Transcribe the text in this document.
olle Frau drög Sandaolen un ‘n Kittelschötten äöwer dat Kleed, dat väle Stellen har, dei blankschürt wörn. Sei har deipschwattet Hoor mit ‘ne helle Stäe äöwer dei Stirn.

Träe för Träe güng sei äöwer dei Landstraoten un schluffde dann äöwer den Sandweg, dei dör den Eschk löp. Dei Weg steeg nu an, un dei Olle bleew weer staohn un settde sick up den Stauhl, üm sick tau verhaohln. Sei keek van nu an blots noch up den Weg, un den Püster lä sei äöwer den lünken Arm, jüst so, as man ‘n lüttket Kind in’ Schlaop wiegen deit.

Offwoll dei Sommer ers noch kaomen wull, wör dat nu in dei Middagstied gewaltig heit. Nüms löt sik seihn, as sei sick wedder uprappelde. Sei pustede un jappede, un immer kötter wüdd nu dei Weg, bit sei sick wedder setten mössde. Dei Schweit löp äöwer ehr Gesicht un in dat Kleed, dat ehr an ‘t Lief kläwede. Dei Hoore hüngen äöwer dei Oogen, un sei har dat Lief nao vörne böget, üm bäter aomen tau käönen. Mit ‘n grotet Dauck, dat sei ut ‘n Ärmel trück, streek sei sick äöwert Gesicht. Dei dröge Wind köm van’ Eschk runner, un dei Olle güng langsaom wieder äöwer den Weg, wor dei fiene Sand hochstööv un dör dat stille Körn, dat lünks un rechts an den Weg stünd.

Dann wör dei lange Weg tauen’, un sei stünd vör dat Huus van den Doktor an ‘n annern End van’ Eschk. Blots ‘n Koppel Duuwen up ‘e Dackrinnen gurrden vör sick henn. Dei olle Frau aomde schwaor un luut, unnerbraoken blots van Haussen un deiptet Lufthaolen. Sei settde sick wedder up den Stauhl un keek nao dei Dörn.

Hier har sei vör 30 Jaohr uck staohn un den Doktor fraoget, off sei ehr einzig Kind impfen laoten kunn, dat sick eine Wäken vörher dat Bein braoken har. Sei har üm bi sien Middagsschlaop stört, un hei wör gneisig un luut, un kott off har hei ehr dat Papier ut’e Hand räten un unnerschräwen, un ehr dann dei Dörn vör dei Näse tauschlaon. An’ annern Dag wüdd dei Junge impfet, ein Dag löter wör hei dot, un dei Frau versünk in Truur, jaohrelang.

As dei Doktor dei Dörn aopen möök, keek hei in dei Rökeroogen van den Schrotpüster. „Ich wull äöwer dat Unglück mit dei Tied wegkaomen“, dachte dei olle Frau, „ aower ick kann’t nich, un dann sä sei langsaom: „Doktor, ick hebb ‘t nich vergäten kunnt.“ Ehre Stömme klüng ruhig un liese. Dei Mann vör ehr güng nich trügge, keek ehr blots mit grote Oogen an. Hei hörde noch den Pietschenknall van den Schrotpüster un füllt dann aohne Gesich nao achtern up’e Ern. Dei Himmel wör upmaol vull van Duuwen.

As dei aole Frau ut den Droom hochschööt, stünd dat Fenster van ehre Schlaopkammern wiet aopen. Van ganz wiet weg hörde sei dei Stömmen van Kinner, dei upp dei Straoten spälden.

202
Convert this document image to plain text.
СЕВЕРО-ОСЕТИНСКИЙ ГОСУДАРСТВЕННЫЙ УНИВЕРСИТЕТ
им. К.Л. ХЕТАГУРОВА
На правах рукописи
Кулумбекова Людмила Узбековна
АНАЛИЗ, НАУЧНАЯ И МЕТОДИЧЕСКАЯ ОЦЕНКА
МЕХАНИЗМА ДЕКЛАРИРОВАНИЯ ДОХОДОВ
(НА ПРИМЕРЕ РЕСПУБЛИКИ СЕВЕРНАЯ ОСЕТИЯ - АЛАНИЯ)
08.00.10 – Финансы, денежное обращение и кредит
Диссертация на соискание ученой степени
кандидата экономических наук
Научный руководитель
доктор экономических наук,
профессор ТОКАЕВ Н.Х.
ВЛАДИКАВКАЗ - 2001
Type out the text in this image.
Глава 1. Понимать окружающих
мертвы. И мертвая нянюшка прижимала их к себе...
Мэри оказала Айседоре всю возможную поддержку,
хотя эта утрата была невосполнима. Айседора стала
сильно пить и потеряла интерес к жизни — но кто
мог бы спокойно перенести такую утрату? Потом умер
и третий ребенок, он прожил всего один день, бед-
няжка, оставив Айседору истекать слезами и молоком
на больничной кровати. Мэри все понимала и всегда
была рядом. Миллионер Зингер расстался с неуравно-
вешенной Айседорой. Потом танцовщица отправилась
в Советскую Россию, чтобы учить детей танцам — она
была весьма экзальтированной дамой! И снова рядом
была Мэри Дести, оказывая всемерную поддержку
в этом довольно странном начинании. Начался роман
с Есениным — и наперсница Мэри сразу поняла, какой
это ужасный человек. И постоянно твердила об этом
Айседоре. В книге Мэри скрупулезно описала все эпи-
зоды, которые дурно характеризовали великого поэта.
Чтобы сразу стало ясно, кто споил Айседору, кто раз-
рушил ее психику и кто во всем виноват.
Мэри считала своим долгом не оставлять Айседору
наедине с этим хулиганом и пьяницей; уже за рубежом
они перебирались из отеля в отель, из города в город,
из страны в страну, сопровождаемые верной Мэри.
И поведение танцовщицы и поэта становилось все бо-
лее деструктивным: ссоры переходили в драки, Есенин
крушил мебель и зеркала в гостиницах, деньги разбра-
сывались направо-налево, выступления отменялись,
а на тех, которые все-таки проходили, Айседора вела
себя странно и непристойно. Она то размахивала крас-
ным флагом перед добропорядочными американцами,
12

--------

Ascertain the number of lines in the entries that include the word "Айседора", and report only that number.

2